Exercise details:
Below are some entries. Output each one exactly as it appears.

Records for the task:
** begin **
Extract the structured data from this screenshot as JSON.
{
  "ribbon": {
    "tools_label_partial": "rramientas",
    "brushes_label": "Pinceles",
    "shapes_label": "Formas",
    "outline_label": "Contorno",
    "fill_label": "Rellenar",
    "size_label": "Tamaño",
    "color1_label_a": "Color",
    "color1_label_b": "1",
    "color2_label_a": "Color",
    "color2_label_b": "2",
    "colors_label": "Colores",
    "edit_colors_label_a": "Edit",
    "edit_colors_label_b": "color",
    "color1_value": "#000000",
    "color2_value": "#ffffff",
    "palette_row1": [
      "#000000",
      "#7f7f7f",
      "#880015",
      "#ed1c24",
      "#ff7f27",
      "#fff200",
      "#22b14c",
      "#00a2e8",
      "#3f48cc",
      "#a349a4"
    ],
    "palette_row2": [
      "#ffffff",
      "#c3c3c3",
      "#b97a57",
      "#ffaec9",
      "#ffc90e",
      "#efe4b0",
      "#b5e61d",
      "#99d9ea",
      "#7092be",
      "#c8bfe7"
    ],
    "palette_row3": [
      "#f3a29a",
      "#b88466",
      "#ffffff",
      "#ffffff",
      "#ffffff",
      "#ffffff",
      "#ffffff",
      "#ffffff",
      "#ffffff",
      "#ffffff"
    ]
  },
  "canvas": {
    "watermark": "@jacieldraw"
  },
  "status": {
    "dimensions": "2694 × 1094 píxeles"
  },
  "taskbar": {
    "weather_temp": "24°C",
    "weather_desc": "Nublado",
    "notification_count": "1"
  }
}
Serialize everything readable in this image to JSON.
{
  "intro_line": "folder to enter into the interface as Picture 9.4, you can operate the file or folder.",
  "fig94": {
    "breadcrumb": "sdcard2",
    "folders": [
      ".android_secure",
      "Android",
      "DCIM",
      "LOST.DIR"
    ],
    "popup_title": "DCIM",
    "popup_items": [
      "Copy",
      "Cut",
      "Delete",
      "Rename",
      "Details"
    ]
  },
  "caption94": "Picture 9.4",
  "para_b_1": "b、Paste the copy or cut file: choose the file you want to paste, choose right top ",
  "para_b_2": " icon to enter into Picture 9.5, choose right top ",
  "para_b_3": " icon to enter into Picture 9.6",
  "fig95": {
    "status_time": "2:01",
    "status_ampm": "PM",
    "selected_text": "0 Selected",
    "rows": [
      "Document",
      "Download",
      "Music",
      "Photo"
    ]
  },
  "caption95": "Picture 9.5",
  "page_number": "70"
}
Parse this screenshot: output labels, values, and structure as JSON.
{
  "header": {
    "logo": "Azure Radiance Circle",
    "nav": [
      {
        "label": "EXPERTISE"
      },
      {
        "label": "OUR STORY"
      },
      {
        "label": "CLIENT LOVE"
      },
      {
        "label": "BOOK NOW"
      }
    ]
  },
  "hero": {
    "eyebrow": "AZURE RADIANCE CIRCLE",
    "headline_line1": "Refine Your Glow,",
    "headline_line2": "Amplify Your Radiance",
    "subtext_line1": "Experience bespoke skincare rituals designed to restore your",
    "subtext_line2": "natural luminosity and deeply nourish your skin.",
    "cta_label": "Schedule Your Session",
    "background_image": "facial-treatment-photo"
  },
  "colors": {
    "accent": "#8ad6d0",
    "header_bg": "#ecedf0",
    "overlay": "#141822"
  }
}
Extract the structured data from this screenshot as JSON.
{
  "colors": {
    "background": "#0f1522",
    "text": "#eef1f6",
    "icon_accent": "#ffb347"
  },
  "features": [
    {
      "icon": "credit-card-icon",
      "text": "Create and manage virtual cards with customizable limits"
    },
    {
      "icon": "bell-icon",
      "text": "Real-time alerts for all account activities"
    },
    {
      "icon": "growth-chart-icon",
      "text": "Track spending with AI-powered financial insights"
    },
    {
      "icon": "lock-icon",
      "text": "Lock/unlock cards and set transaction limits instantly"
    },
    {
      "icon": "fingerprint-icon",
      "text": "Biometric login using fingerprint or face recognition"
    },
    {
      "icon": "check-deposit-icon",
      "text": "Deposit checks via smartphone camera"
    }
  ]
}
** end **
Result:
Extract the structured data from this screenshot as JSON.
{
  "ribbon": {
    "tools_label_partial": "rramientas",
    "brushes_label": "Pinceles",
    "shapes_label": "Formas",
    "outline_label": "Contorno",
    "fill_label": "Rellenar",
    "size_label": "Tamaño",
    "color1_label_a": "Color",
    "color1_label_b": "1",
    "color2_label_a": "Color",
    "color2_label_b": "2",
    "colors_label": "Colores",
    "edit_colors_label_a": "Edit",
    "edit_colors_label_b": "color",
    "color1_value": "#000000",
    "color2_value": "#ffffff",
    "palette_row1": [
      "#000000",
      "#7f7f7f",
      "#880015",
      "#ed1c24",
      "#ff7f27",
      "#fff200",
      "#22b14c",
      "#00a2e8",
      "#3f48cc",
      "#a349a4"
    ],
    "palette_row2": [
      "#ffffff",
      "#c3c3c3",
      "#b97a57",
      "#ffaec9",
      "#ffc90e",
      "#efe4b0",
      "#b5e61d",
      "#99d9ea",
      "#7092be",
      "#c8bfe7"
    ],
    "palette_row3": [
      "#f3a29a",
      "#b88466",
      "#ffffff",
      "#ffffff",
      "#ffffff",
      "#ffffff",
      "#ffffff",
      "#ffffff",
      "#ffffff",
      "#ffffff"
    ]
  },
  "canvas": {
    "watermark": "@jacieldraw"
  },
  "status": {
    "dimensions": "2694 × 1094 píxeles"
  },
  "taskbar": {
    "weather_temp": "24°C",
    "weather_desc": "Nublado",
    "notification_count": "1"
  }
}
Serialize everything readable in this image to JSON.
{
  "intro_line": "folder to enter into the interface as Picture 9.4, you can operate the file or folder.",
  "fig94": {
    "breadcrumb": "sdcard2",
    "folders": [
      ".android_secure",
      "Android",
      "DCIM",
      "LOST.DIR"
    ],
    "popup_title": "DCIM",
    "popup_items": [
      "Copy",
      "Cut",
      "Delete",
      "Rename",
      "Details"
    ]
  },
  "caption94": "Picture 9.4",
  "para_b_1": "b、Paste the copy or cut file: choose the file you want to paste, choose right top ",
  "para_b_2": " icon to enter into Picture 9.5, choose right top ",
  "para_b_3": " icon to enter into Picture 9.6",
  "fig95": {
    "status_time": "2:01",
    "status_ampm": "PM",
    "selected_text": "0 Selected",
    "rows": [
      "Document",
      "Download",
      "Music",
      "Photo"
    ]
  },
  "caption95": "Picture 9.5",
  "page_number": "70"
}
Parse this screenshot: output labels, values, and structure as JSON.
{
  "header": {
    "logo": "Azure Radiance Circle",
    "nav": [
      {
        "label": "EXPERTISE"
      },
      {
        "label": "OUR STORY"
      },
      {
        "label": "CLIENT LOVE"
      },
      {
        "label": "BOOK NOW"
      }
    ]
  },
  "hero": {
    "eyebrow": "AZURE RADIANCE CIRCLE",
    "headline_line1": "Refine Your Glow,",
    "headline_line2": "Amplify Your Radiance",
    "subtext_line1": "Experience bespoke skincare rituals designed to restore your",
    "subtext_line2": "natural luminosity and deeply nourish your skin.",
    "cta_label": "Schedule Your Session",
    "background_image": "facial-treatment-photo"
  },
  "colors": {
    "accent": "#8ad6d0",
    "header_bg": "#ecedf0",
    "overlay": "#141822"
  }
}
Extract the structured data from this screenshot as JSON.
{
  "colors": {
    "background": "#0f1522",
    "text": "#eef1f6",
    "icon_accent": "#ffb347"
  },
  "features": [
    {
      "icon": "credit-card-icon",
      "text": "Create and manage virtual cards with customizable limits"
    },
    {
      "icon": "bell-icon",
      "text": "Real-time alerts for all account activities"
    },
    {
      "icon": "growth-chart-icon",
      "text": "Track spending with AI-powered financial insights"
    },
    {
      "icon": "lock-icon",
      "text": "Lock/unlock cards and set transaction limits instantly"
    },
    {
      "icon": "fingerprint-icon",
      "text": "Biometric login using fingerprint or face recognition"
    },
    {
      "icon": "check-deposit-icon",
      "text": "Deposit checks via smartphone camera"
    }
  ]
}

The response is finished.